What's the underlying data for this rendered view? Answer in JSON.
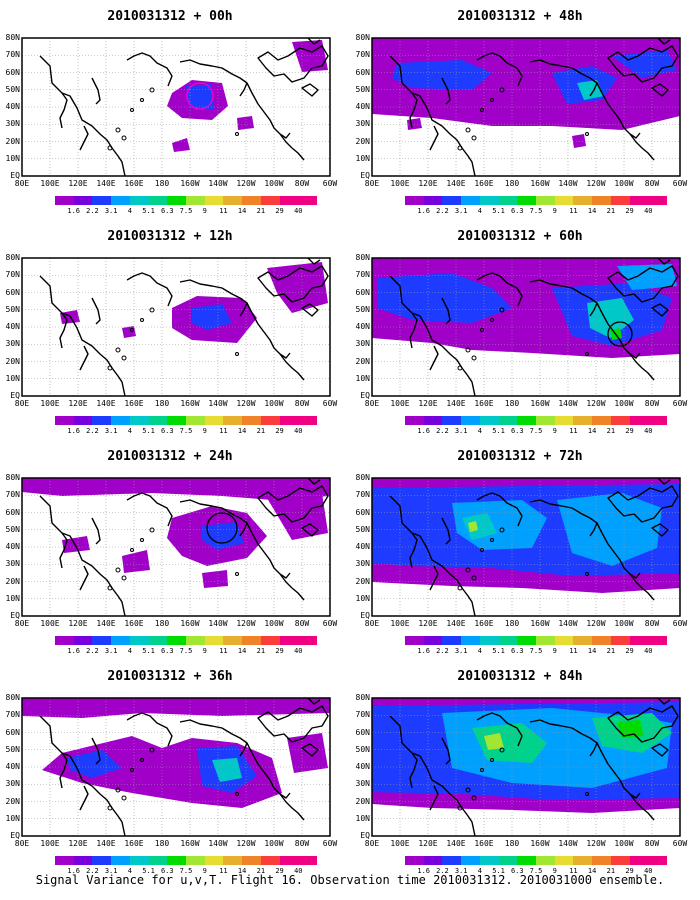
{
  "caption": "Signal Variance for u,v,T. Flight 16. Observation time 2010031312. 2010031000 ensemble.",
  "lat_labels": [
    "80N",
    "70N",
    "60N",
    "50N",
    "40N",
    "30N",
    "20N",
    "10N",
    "EQ"
  ],
  "lon_labels": [
    "80E",
    "100E",
    "120E",
    "140E",
    "160E",
    "180",
    "160W",
    "140W",
    "120W",
    "100W",
    "80W",
    "60W"
  ],
  "colorbar": {
    "labels": [
      "1.6",
      "2.2",
      "3.1",
      "4",
      "5.1",
      "6.3",
      "7.5",
      "9",
      "11",
      "14",
      "21",
      "29",
      "40"
    ],
    "colors": [
      "#a000c8",
      "#7800dc",
      "#1e3cff",
      "#00a0ff",
      "#00c8c8",
      "#00d28c",
      "#00dc00",
      "#a0e632",
      "#e6dc32",
      "#e6af2d",
      "#f08228",
      "#fa3c3c",
      "#f00082"
    ]
  },
  "panels": [
    {
      "title": "2010031312 + 00h"
    },
    {
      "title": "2010031312 + 48h"
    },
    {
      "title": "2010031312 + 12h"
    },
    {
      "title": "2010031312 + 60h"
    },
    {
      "title": "2010031312 + 24h"
    },
    {
      "title": "2010031312 + 72h"
    },
    {
      "title": "2010031312 + 36h"
    },
    {
      "title": "2010031312 + 84h"
    }
  ]
}
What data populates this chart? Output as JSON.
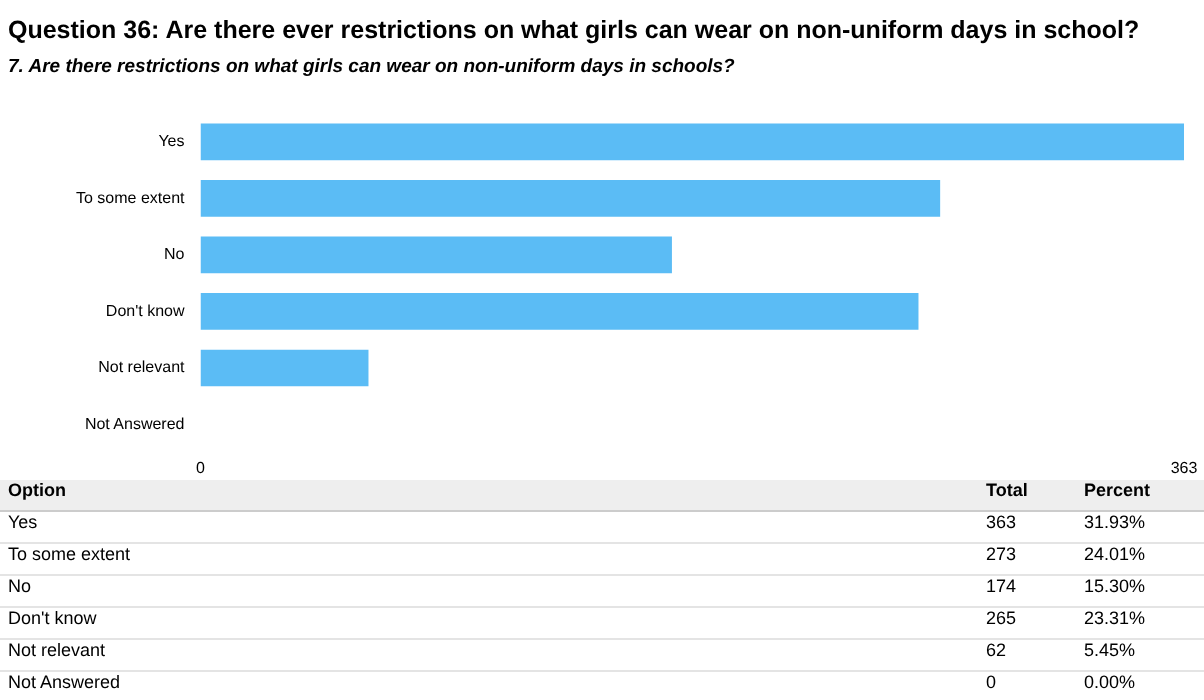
{
  "chart_data": {
    "type": "bar",
    "orientation": "horizontal",
    "title": "Question 36: Are there ever restrictions on what girls can wear on non-uniform days in school?",
    "subtitle": "7. Are there restrictions on what girls can wear on non-uniform days in schools?",
    "categories": [
      "Yes",
      "To some extent",
      "No",
      "Don't know",
      "Not relevant",
      "Not Answered"
    ],
    "values": [
      363,
      273,
      174,
      265,
      62,
      0
    ],
    "color": "#5bbcf5",
    "xlim": [
      0,
      363
    ],
    "xticks": [
      0,
      363
    ],
    "grid": false,
    "legend": false,
    "annotations": [
      "Option",
      "Total",
      "Percent",
      "363",
      "31.93%",
      "273",
      "24.01%",
      "174",
      "15.30%",
      "265",
      "23.31%",
      "62",
      "5.45%",
      "0",
      "0.00%"
    ]
  }
}
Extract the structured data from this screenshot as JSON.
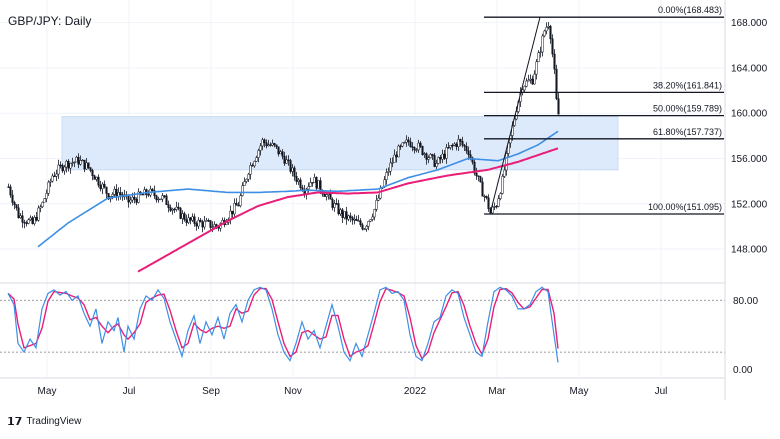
━━━━━━━━━━━━━━━━━━━━━━━━━━━━━━
> _STATED PROBLEM_:
Output only the lines from the line that contains "What data populates" through the end of the material, both ends included, and skip every picture.

> _RESULT OF THIS EXERCISE_:
What data populates this chart? Output as JSON.
{
  "chart_data": {
    "type": "bar",
    "orientation": "horizontal",
    "title": "Question 36: Are there ever restrictions on what girls can wear on non-uniform days in school?",
    "subtitle": "7. Are there restrictions on what girls can wear on non-uniform days in schools?",
    "categories": [
      "Yes",
      "To some extent",
      "No",
      "Don't know",
      "Not relevant",
      "Not Answered"
    ],
    "values": [
      363,
      273,
      174,
      265,
      62,
      0
    ],
    "color": "#5bbcf5",
    "xlim": [
      0,
      363
    ],
    "xticks": [
      0,
      363
    ],
    "grid": false,
    "legend": false,
    "annotations": [
      "Option",
      "Total",
      "Percent",
      "363",
      "31.93%",
      "273",
      "24.01%",
      "174",
      "15.30%",
      "265",
      "23.31%",
      "62",
      "5.45%",
      "0",
      "0.00%"
    ]
  }
}
Extract the structured data from this screenshot as JSON.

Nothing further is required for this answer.